• _Exercise description_
Print all entries word for word.
________
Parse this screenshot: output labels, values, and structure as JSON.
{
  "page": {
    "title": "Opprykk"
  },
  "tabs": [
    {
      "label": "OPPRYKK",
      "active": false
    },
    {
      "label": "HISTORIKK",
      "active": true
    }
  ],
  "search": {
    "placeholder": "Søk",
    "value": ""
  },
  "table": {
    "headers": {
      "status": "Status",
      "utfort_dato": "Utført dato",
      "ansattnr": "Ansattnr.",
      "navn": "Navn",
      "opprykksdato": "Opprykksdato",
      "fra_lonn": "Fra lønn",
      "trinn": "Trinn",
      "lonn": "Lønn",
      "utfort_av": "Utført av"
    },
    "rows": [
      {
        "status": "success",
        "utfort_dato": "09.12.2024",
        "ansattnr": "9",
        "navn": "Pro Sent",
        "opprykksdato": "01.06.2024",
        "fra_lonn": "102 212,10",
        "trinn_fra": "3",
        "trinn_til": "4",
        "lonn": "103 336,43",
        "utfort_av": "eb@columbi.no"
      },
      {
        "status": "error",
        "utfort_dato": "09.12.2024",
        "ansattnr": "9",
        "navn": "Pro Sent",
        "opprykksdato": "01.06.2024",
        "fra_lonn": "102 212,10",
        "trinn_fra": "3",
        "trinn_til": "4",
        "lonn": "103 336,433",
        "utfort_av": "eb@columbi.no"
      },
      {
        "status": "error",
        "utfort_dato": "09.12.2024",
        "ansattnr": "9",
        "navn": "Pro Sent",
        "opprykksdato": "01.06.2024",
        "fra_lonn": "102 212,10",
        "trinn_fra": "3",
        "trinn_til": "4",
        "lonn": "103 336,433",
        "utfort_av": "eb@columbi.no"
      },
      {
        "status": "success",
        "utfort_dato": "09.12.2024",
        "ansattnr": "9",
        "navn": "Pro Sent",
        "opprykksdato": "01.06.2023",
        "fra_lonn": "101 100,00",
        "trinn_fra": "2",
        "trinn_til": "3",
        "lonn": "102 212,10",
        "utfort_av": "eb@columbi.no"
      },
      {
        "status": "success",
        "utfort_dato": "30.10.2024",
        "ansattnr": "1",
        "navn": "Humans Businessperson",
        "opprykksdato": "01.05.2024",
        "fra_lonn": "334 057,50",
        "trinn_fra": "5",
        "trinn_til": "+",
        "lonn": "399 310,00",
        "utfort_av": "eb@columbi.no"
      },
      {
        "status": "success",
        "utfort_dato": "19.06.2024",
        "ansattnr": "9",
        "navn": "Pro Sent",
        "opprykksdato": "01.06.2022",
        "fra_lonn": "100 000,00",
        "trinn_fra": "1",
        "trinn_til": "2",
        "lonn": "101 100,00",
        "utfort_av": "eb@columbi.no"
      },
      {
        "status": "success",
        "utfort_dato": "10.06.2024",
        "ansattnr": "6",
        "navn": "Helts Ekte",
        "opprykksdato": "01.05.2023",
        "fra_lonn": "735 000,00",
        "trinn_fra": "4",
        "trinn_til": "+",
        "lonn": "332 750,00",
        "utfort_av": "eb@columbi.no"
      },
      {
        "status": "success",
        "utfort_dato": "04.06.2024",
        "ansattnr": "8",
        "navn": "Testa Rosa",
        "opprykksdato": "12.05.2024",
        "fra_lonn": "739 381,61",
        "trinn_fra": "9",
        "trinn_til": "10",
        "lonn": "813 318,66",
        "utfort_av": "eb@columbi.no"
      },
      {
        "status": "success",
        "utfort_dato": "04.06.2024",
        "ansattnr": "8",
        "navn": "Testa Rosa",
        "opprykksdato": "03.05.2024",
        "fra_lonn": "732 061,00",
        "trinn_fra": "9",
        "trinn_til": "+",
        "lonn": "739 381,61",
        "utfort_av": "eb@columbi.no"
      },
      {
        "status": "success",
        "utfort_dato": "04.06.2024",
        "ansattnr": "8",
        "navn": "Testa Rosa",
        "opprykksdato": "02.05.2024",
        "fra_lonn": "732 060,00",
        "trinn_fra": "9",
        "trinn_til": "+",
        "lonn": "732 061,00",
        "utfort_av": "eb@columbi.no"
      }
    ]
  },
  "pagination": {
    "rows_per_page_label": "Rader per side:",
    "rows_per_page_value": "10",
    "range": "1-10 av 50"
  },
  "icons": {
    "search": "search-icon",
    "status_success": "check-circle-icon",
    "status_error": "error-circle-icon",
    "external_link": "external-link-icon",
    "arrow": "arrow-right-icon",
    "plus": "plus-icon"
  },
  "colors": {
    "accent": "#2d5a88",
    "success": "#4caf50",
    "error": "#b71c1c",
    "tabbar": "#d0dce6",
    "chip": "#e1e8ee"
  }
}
________
• _Task solution_
Parse this screenshot: output labels, values, and structure as JSON.
{
  "page": {
    "title": "Opprykk"
  },
  "tabs": [
    {
      "label": "OPPRYKK",
      "active": false
    },
    {
      "label": "HISTORIKK",
      "active": true
    }
  ],
  "search": {
    "placeholder": "Søk",
    "value": ""
  },
  "table": {
    "headers": {
      "status": "Status",
      "utfort_dato": "Utført dato",
      "ansattnr": "Ansattnr.",
      "navn": "Navn",
      "opprykksdato": "Opprykksdato",
      "fra_lonn": "Fra lønn",
      "trinn": "Trinn",
      "lonn": "Lønn",
      "utfort_av": "Utført av"
    },
    "rows": [
      {
        "status": "success",
        "utfort_dato": "09.12.2024",
        "ansattnr": "9",
        "navn": "Pro Sent",
        "opprykksdato": "01.06.2024",
        "fra_lonn": "102 212,10",
        "trinn_fra": "3",
        "trinn_til": "4",
        "lonn": "103 336,43",
        "utfort_av": "eb@columbi.no"
      },
      {
        "status": "error",
        "utfort_dato": "09.12.2024",
        "ansattnr": "9",
        "navn": "Pro Sent",
        "opprykksdato": "01.06.2024",
        "fra_lonn": "102 212,10",
        "trinn_fra": "3",
        "trinn_til": "4",
        "lonn": "103 336,433",
        "utfort_av": "eb@columbi.no"
      },
      {
        "status": "error",
        "utfort_dato": "09.12.2024",
        "ansattnr": "9",
        "navn": "Pro Sent",
        "opprykksdato": "01.06.2024",
        "fra_lonn": "102 212,10",
        "trinn_fra": "3",
        "trinn_til": "4",
        "lonn": "103 336,433",
        "utfort_av": "eb@columbi.no"
      },
      {
        "status": "success",
        "utfort_dato": "09.12.2024",
        "ansattnr": "9",
        "navn": "Pro Sent",
        "opprykksdato": "01.06.2023",
        "fra_lonn": "101 100,00",
        "trinn_fra": "2",
        "trinn_til": "3",
        "lonn": "102 212,10",
        "utfort_av": "eb@columbi.no"
      },
      {
        "status": "success",
        "utfort_dato": "30.10.2024",
        "ansattnr": "1",
        "navn": "Humans Businessperson",
        "opprykksdato": "01.05.2024",
        "fra_lonn": "334 057,50",
        "trinn_fra": "5",
        "trinn_til": "+",
        "lonn": "399 310,00",
        "utfort_av": "eb@columbi.no"
      },
      {
        "status": "success",
        "utfort_dato": "19.06.2024",
        "ansattnr": "9",
        "navn": "Pro Sent",
        "opprykksdato": "01.06.2022",
        "fra_lonn": "100 000,00",
        "trinn_fra": "1",
        "trinn_til": "2",
        "lonn": "101 100,00",
        "utfort_av": "eb@columbi.no"
      },
      {
        "status": "success",
        "utfort_dato": "10.06.2024",
        "ansattnr": "6",
        "navn": "Helts Ekte",
        "opprykksdato": "01.05.2023",
        "fra_lonn": "735 000,00",
        "trinn_fra": "4",
        "trinn_til": "+",
        "lonn": "332 750,00",
        "utfort_av": "eb@columbi.no"
      },
      {
        "status": "success",
        "utfort_dato": "04.06.2024",
        "ansattnr": "8",
        "navn": "Testa Rosa",
        "opprykksdato": "12.05.2024",
        "fra_lonn": "739 381,61",
        "trinn_fra": "9",
        "trinn_til": "10",
        "lonn": "813 318,66",
        "utfort_av": "eb@columbi.no"
      },
      {
        "status": "success",
        "utfort_dato": "04.06.2024",
        "ansattnr": "8",
        "navn": "Testa Rosa",
        "opprykksdato": "03.05.2024",
        "fra_lonn": "732 061,00",
        "trinn_fra": "9",
        "trinn_til": "+",
        "lonn": "739 381,61",
        "utfort_av": "eb@columbi.no"
      },
      {
        "status": "success",
        "utfort_dato": "04.06.2024",
        "ansattnr": "8",
        "navn": "Testa Rosa",
        "opprykksdato": "02.05.2024",
        "fra_lonn": "732 060,00",
        "trinn_fra": "9",
        "trinn_til": "+",
        "lonn": "732 061,00",
        "utfort_av": "eb@columbi.no"
      }
    ]
  },
  "pagination": {
    "rows_per_page_label": "Rader per side:",
    "rows_per_page_value": "10",
    "range": "1-10 av 50"
  },
  "icons": {
    "search": "search-icon",
    "status_success": "check-circle-icon",
    "status_error": "error-circle-icon",
    "external_link": "external-link-icon",
    "arrow": "arrow-right-icon",
    "plus": "plus-icon"
  },
  "colors": {
    "accent": "#2d5a88",
    "success": "#4caf50",
    "error": "#b71c1c",
    "tabbar": "#d0dce6",
    "chip": "#e1e8ee"
  }
}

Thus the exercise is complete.